● **Brief**
Every entry that follows should be reproduced exactly.

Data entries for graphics
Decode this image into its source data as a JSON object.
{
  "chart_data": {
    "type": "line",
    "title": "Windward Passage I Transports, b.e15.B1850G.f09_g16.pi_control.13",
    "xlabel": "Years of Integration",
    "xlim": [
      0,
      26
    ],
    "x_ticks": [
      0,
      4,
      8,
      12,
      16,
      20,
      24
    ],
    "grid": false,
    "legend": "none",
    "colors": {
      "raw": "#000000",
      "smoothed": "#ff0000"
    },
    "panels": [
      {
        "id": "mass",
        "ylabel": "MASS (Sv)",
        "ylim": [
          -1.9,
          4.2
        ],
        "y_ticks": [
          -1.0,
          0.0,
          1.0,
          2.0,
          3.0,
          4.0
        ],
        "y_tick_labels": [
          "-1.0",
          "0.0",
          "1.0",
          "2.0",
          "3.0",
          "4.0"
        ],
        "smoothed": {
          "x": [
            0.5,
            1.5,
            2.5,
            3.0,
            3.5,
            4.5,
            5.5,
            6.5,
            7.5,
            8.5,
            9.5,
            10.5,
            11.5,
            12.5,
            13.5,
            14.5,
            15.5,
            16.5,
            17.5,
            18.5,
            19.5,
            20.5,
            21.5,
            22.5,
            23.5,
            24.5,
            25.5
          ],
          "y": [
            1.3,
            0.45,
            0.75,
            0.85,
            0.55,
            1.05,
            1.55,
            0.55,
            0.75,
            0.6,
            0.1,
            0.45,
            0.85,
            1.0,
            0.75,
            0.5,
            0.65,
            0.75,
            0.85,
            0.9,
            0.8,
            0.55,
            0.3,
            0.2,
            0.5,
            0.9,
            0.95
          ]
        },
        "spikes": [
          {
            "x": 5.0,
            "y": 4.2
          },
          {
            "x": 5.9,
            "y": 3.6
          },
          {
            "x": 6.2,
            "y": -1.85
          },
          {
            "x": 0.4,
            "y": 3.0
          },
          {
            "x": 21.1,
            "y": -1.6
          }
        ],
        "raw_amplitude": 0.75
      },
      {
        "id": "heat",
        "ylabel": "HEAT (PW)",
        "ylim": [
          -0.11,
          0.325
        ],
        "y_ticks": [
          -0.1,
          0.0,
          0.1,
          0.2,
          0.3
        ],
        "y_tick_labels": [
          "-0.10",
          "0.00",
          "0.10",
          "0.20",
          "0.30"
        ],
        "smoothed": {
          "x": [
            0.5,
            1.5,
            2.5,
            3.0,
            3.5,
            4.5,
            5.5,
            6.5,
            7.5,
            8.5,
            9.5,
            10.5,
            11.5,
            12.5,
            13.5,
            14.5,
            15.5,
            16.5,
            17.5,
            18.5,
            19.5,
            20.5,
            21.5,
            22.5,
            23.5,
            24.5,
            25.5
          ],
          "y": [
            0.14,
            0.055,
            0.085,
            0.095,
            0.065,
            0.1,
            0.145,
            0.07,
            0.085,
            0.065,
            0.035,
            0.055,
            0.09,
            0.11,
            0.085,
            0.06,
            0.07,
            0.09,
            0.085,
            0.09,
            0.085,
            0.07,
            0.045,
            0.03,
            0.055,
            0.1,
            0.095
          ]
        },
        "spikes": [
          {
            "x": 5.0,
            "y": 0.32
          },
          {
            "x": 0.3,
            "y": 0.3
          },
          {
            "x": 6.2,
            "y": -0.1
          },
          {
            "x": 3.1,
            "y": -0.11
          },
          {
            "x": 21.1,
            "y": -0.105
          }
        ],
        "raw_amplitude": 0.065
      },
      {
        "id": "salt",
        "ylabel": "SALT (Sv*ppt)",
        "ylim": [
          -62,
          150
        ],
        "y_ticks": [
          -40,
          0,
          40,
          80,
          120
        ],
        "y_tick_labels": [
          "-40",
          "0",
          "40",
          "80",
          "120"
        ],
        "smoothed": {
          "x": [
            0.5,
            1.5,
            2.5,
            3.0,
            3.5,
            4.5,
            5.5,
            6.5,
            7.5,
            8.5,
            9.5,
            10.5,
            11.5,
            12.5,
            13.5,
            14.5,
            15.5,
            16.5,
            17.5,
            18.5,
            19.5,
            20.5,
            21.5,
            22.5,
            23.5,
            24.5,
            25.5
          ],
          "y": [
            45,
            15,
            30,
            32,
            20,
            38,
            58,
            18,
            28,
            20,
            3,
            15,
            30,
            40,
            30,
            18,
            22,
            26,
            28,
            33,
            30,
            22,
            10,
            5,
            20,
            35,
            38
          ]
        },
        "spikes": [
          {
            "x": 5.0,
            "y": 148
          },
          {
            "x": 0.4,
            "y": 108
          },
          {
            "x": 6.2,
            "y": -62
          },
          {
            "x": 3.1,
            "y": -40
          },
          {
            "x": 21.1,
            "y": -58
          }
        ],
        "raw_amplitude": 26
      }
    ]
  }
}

● **Answer to the problem**
Decode this image into its source data as a JSON object.
{
  "chart_data": {
    "type": "line",
    "title": "Windward Passage I Transports, b.e15.B1850G.f09_g16.pi_control.13",
    "xlabel": "Years of Integration",
    "xlim": [
      0,
      26
    ],
    "x_ticks": [
      0,
      4,
      8,
      12,
      16,
      20,
      24
    ],
    "grid": false,
    "legend": "none",
    "colors": {
      "raw": "#000000",
      "smoothed": "#ff0000"
    },
    "panels": [
      {
        "id": "mass",
        "ylabel": "MASS (Sv)",
        "ylim": [
          -1.9,
          4.2
        ],
        "y_ticks": [
          -1.0,
          0.0,
          1.0,
          2.0,
          3.0,
          4.0
        ],
        "y_tick_labels": [
          "-1.0",
          "0.0",
          "1.0",
          "2.0",
          "3.0",
          "4.0"
        ],
        "smoothed": {
          "x": [
            0.5,
            1.5,
            2.5,
            3.0,
            3.5,
            4.5,
            5.5,
            6.5,
            7.5,
            8.5,
            9.5,
            10.5,
            11.5,
            12.5,
            13.5,
            14.5,
            15.5,
            16.5,
            17.5,
            18.5,
            19.5,
            20.5,
            21.5,
            22.5,
            23.5,
            24.5,
            25.5
          ],
          "y": [
            1.3,
            0.45,
            0.75,
            0.85,
            0.55,
            1.05,
            1.55,
            0.55,
            0.75,
            0.6,
            0.1,
            0.45,
            0.85,
            1.0,
            0.75,
            0.5,
            0.65,
            0.75,
            0.85,
            0.9,
            0.8,
            0.55,
            0.3,
            0.2,
            0.5,
            0.9,
            0.95
          ]
        },
        "spikes": [
          {
            "x": 5.0,
            "y": 4.2
          },
          {
            "x": 5.9,
            "y": 3.6
          },
          {
            "x": 6.2,
            "y": -1.85
          },
          {
            "x": 0.4,
            "y": 3.0
          },
          {
            "x": 21.1,
            "y": -1.6
          }
        ],
        "raw_amplitude": 0.75
      },
      {
        "id": "heat",
        "ylabel": "HEAT (PW)",
        "ylim": [
          -0.11,
          0.325
        ],
        "y_ticks": [
          -0.1,
          0.0,
          0.1,
          0.2,
          0.3
        ],
        "y_tick_labels": [
          "-0.10",
          "0.00",
          "0.10",
          "0.20",
          "0.30"
        ],
        "smoothed": {
          "x": [
            0.5,
            1.5,
            2.5,
            3.0,
            3.5,
            4.5,
            5.5,
            6.5,
            7.5,
            8.5,
            9.5,
            10.5,
            11.5,
            12.5,
            13.5,
            14.5,
            15.5,
            16.5,
            17.5,
            18.5,
            19.5,
            20.5,
            21.5,
            22.5,
            23.5,
            24.5,
            25.5
          ],
          "y": [
            0.14,
            0.055,
            0.085,
            0.095,
            0.065,
            0.1,
            0.145,
            0.07,
            0.085,
            0.065,
            0.035,
            0.055,
            0.09,
            0.11,
            0.085,
            0.06,
            0.07,
            0.09,
            0.085,
            0.09,
            0.085,
            0.07,
            0.045,
            0.03,
            0.055,
            0.1,
            0.095
          ]
        },
        "spikes": [
          {
            "x": 5.0,
            "y": 0.32
          },
          {
            "x": 0.3,
            "y": 0.3
          },
          {
            "x": 6.2,
            "y": -0.1
          },
          {
            "x": 3.1,
            "y": -0.11
          },
          {
            "x": 21.1,
            "y": -0.105
          }
        ],
        "raw_amplitude": 0.065
      },
      {
        "id": "salt",
        "ylabel": "SALT (Sv*ppt)",
        "ylim": [
          -62,
          150
        ],
        "y_ticks": [
          -40,
          0,
          40,
          80,
          120
        ],
        "y_tick_labels": [
          "-40",
          "0",
          "40",
          "80",
          "120"
        ],
        "smoothed": {
          "x": [
            0.5,
            1.5,
            2.5,
            3.0,
            3.5,
            4.5,
            5.5,
            6.5,
            7.5,
            8.5,
            9.5,
            10.5,
            11.5,
            12.5,
            13.5,
            14.5,
            15.5,
            16.5,
            17.5,
            18.5,
            19.5,
            20.5,
            21.5,
            22.5,
            23.5,
            24.5,
            25.5
          ],
          "y": [
            45,
            15,
            30,
            32,
            20,
            38,
            58,
            18,
            28,
            20,
            3,
            15,
            30,
            40,
            30,
            18,
            22,
            26,
            28,
            33,
            30,
            22,
            10,
            5,
            20,
            35,
            38
          ]
        },
        "spikes": [
          {
            "x": 5.0,
            "y": 148
          },
          {
            "x": 0.4,
            "y": 108
          },
          {
            "x": 6.2,
            "y": -62
          },
          {
            "x": 3.1,
            "y": -40
          },
          {
            "x": 21.1,
            "y": -58
          }
        ],
        "raw_amplitude": 26
      }
    ]
  }
}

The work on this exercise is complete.